Your goal
In the entries that follow, find the word "Aralığı" and report each line it is on.

^^^^

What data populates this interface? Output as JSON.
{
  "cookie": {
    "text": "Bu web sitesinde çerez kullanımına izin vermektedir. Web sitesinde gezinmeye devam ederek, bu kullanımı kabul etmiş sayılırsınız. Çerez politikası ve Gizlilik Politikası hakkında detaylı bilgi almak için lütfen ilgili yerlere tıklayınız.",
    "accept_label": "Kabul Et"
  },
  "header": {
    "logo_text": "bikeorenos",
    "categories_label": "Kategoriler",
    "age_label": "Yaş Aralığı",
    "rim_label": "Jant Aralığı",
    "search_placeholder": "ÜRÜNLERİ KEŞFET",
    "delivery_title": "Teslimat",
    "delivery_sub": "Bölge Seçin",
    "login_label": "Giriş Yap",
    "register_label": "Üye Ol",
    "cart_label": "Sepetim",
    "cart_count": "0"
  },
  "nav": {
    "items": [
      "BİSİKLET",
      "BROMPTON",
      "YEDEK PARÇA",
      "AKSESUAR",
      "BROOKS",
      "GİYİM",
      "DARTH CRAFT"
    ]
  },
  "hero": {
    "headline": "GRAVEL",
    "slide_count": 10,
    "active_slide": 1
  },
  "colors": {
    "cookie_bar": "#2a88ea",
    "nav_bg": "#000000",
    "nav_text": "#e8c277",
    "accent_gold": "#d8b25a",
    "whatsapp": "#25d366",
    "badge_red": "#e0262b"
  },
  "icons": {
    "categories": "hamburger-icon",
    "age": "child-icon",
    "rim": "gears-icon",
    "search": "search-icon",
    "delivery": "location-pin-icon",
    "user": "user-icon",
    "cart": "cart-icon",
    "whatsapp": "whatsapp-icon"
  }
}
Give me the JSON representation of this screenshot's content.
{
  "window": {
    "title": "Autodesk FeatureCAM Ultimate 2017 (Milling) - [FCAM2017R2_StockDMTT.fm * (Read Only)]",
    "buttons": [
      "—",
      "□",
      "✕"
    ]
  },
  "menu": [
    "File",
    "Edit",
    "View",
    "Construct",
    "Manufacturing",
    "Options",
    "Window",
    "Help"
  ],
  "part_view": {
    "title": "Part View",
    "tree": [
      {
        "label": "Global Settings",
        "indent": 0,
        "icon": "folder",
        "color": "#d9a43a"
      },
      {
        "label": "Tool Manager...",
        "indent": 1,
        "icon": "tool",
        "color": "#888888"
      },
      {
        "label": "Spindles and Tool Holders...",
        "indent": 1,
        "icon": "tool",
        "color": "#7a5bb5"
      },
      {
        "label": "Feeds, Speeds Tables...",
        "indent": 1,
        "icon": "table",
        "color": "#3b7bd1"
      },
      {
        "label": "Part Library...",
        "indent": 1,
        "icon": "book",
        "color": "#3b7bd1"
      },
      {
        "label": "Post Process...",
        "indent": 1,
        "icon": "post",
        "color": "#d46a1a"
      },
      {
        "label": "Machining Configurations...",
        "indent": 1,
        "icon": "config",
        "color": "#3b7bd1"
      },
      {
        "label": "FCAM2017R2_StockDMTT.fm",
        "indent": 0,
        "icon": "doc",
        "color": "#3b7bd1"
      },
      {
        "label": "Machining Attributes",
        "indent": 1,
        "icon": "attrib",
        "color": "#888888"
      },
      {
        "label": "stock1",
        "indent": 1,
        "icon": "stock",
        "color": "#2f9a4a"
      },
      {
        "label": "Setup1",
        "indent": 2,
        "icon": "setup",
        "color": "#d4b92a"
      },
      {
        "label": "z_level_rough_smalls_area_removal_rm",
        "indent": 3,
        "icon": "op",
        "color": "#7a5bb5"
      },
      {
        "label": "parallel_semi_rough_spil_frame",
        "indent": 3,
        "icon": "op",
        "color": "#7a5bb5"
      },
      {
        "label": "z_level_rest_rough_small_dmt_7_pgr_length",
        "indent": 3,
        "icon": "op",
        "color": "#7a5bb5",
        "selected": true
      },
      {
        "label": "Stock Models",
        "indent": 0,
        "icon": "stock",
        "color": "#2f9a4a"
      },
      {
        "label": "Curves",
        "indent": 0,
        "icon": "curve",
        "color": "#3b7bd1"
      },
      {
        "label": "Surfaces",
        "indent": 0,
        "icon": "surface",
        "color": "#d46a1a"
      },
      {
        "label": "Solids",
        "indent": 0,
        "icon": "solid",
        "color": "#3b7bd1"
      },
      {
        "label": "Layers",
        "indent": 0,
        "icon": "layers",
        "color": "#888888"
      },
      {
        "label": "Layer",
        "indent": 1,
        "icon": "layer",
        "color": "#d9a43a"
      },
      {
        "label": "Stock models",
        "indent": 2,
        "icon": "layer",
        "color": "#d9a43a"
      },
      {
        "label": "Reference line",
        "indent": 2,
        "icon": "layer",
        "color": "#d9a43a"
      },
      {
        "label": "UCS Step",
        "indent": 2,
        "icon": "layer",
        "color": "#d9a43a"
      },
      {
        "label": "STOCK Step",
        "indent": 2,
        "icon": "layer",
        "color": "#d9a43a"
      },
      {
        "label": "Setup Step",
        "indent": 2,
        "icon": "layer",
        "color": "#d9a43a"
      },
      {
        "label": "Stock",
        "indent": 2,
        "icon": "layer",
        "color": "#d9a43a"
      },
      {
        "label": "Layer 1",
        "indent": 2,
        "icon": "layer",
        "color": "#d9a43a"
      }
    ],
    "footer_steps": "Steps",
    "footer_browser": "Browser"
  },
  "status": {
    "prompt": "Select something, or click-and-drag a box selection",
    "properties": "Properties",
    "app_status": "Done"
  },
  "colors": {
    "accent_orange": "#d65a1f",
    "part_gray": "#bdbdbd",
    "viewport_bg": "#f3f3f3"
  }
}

^^^^

Finished task
    "age_label": "Yaş Aralığı",
    "rim_label": "Jant Aralığı",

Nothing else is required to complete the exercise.